Document segment:
* * *

Breadcrumb

Graduating seniors

This spring, we say a bittersweet goodbye to 11 incredible seniors who have each left their mark on our lab. Watching them grow as researchers and people has been one of the greatest privileges of this work.

Phiphi DinhYasmin Eltwafsha, and Shubhra Singhal were the first students to join the lab when we moved to UCR from Oklahoma, and each made foundational contributions. Phiphi set up our Particle Image Velocimetry system from scratch and developed a method for creating aneurysm phantoms. Yasmin worked on biaxial testing of heart valves, material degradation studies, and the right heart simulator, and was instrumental in organizing the lab and onboarding new students. Shubhra studied how elastase degradation in heart valves affects their mechanical properties.

Andrea Bowling spent long hours researching how multiple compressions affect Shape Memory Polymer performance. Gillian Sebald contributed to rat aorta dissections and PIV work on aneurysm bifurcations. Tiffany Ian worked on the right heart simulator. Carly Yen, Rishika Ghandhi, and Katrina Cating tackled biaxial mechanical testing of heart valves as well as image segmentation used to train an AI model to recognize heart valve function from 4D ECG data. Katelyn Kuba and Bill Pham established our histology workflows, developing SOPs for multiple stains and working on heart dissections and imaging.

We are so proud of everything you've accomplished and can't wait to see where your paths lead.

* * *

Exercise tasks:
[A] According to the graduating seniors post, how many seniors is the lab saying goodbye to this spring?
[B] Can you retype the part of the graduating seniors post that opens with the words containing "Phiphi DinhYasmin Eltwafsha, and Shubhra" and closes with "their mechanical properties."?
The data are separate from the graduating seniors post.

* * *

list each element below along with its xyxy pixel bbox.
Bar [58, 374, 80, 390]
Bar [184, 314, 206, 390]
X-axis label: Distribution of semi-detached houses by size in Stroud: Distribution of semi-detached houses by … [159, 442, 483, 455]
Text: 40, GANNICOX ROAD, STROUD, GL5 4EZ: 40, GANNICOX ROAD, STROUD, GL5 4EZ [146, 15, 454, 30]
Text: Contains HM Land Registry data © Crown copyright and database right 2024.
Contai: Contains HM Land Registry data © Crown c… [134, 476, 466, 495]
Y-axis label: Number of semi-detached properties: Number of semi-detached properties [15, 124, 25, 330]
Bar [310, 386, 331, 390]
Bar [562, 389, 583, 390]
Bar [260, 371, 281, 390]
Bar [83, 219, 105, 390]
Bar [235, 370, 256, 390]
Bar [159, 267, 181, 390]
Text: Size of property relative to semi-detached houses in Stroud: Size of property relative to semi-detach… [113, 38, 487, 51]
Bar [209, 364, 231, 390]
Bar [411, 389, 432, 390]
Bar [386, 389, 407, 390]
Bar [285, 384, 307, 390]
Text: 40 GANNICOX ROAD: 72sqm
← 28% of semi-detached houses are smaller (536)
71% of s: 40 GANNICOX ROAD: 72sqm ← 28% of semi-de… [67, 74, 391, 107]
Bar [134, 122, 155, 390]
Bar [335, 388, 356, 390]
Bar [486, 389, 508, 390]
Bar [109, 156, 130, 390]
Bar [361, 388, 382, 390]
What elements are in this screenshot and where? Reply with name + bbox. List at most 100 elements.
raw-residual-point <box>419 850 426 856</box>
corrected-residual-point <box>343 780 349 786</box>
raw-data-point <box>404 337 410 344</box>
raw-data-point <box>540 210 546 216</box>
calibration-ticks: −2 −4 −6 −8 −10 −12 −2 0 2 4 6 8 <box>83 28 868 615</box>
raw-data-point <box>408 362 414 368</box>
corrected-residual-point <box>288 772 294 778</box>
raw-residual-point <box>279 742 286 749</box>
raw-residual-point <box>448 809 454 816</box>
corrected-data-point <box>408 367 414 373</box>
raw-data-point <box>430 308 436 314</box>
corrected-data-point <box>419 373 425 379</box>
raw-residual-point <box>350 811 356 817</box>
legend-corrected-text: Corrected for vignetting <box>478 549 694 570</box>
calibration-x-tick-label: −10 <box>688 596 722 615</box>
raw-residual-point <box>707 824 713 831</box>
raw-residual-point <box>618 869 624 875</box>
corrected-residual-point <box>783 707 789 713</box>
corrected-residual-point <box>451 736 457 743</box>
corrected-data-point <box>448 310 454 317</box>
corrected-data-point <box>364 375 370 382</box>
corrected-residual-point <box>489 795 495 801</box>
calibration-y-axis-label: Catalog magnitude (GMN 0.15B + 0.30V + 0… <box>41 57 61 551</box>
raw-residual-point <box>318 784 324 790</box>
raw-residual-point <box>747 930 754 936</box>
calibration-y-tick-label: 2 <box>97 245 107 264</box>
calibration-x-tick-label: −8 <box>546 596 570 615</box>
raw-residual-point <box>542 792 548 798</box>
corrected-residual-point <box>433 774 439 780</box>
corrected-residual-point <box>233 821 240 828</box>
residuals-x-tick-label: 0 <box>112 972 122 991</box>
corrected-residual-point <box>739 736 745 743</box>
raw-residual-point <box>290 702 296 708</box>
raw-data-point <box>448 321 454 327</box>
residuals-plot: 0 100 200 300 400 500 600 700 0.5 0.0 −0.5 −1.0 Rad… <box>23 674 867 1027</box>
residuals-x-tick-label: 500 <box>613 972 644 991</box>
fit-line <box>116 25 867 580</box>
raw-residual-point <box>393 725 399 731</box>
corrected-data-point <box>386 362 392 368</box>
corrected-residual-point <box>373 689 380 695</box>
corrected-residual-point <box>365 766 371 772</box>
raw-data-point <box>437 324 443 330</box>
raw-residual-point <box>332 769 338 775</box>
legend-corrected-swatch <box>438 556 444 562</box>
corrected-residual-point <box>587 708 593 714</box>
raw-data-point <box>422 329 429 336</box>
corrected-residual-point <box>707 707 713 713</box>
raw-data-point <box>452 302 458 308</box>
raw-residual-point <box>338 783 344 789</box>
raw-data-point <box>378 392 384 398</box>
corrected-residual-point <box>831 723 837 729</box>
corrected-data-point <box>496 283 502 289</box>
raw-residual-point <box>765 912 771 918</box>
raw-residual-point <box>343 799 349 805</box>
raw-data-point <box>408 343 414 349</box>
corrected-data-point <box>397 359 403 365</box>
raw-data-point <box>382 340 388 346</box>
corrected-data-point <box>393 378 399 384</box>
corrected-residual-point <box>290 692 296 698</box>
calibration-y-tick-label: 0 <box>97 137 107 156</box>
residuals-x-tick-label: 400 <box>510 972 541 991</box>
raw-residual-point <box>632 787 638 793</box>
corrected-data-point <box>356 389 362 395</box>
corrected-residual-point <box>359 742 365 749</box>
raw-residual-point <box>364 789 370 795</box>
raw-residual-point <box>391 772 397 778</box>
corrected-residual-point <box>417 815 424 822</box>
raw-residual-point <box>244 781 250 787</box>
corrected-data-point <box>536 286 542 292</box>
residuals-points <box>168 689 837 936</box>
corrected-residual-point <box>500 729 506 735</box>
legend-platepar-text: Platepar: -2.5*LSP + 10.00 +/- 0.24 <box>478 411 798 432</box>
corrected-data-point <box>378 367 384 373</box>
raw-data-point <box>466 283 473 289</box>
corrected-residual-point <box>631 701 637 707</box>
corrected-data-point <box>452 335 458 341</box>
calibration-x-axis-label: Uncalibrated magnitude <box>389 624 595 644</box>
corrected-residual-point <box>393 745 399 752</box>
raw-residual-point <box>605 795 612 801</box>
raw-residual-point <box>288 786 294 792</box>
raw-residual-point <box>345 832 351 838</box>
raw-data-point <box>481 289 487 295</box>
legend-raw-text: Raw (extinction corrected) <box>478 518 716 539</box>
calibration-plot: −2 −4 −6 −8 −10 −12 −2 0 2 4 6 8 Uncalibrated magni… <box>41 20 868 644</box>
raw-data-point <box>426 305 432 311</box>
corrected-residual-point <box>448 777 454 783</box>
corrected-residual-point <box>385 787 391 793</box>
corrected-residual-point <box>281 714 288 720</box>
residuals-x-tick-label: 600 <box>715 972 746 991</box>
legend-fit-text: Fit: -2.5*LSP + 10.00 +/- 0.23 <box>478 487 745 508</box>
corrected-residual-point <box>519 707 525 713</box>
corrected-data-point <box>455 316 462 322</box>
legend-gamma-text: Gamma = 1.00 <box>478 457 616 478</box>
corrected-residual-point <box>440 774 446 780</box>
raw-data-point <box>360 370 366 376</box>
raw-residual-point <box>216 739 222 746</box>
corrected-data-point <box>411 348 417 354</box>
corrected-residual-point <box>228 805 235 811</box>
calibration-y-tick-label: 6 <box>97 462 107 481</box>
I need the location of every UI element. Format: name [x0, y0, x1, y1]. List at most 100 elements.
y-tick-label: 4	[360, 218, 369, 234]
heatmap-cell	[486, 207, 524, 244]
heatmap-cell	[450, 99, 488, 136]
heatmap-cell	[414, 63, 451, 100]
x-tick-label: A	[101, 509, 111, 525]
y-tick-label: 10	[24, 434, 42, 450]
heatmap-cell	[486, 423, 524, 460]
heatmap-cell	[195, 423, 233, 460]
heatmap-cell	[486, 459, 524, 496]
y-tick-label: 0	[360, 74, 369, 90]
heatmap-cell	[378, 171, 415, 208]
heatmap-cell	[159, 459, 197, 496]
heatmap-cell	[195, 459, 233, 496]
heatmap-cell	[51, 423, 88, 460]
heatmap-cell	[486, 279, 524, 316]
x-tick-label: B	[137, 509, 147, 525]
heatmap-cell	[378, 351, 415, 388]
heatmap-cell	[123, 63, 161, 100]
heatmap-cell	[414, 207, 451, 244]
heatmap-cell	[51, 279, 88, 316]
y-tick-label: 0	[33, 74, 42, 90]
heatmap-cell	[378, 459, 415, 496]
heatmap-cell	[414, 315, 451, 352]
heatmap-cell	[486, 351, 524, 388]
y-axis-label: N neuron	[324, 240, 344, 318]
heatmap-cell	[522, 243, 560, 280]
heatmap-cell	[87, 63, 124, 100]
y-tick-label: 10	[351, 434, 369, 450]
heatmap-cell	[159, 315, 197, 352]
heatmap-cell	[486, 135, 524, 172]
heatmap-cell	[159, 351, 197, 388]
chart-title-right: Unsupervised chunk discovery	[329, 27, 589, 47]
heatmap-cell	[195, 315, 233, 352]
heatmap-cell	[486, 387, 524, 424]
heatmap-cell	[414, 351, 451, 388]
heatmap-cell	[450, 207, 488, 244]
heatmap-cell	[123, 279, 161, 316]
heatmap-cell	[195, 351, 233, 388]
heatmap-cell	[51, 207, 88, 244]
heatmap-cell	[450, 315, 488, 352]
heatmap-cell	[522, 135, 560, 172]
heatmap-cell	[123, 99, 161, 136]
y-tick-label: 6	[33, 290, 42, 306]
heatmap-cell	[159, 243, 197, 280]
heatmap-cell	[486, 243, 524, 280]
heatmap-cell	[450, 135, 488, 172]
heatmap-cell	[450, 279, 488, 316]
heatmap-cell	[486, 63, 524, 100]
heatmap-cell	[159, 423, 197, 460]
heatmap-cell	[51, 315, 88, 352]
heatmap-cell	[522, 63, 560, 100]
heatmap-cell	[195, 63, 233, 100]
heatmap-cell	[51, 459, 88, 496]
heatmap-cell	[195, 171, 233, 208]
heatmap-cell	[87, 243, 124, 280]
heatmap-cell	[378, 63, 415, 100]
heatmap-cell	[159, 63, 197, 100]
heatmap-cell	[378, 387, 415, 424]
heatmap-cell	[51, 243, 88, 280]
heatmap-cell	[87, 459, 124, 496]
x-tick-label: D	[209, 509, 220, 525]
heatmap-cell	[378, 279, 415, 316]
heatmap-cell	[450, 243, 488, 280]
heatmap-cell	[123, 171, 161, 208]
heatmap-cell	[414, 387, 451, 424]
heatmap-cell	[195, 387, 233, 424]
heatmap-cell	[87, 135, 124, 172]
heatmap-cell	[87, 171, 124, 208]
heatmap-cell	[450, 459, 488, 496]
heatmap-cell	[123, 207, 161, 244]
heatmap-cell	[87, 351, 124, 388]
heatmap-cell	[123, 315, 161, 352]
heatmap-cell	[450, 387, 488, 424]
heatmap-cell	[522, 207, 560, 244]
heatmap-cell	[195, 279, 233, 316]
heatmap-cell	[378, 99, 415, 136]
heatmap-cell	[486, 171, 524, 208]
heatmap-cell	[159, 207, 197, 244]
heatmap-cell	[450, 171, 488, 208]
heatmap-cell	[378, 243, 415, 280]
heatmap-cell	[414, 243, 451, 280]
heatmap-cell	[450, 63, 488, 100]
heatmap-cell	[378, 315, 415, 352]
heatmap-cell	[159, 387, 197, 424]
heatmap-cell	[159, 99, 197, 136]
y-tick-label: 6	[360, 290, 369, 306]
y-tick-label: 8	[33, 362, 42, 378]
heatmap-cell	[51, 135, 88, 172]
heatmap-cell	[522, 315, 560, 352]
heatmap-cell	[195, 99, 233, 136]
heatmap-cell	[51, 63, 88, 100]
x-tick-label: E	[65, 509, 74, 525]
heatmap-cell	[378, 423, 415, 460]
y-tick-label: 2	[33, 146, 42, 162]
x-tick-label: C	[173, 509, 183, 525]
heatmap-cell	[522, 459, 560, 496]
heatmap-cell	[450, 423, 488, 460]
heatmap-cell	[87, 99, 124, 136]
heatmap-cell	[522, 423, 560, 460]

* * *

Task-by-task solutions:
[A] 11 seniors.

[B]
Phiphi DinhYasmin Eltwafsha, and Shubhra Singhal were the first students to join the lab when we moved to UCR from Oklahoma, and each made foundational contributions. Phiphi set up our Particle Image Velocimetry system from scratch and developed a method for creating aneurysm phantoms. Yasmin worked on biaxial testing of heart valves, material degradation studies, and the right heart simulator, and was instrumental in organizing the lab and onboarding new students. Shubhra studied how elastase degradation in heart valves affects their mechanical properties.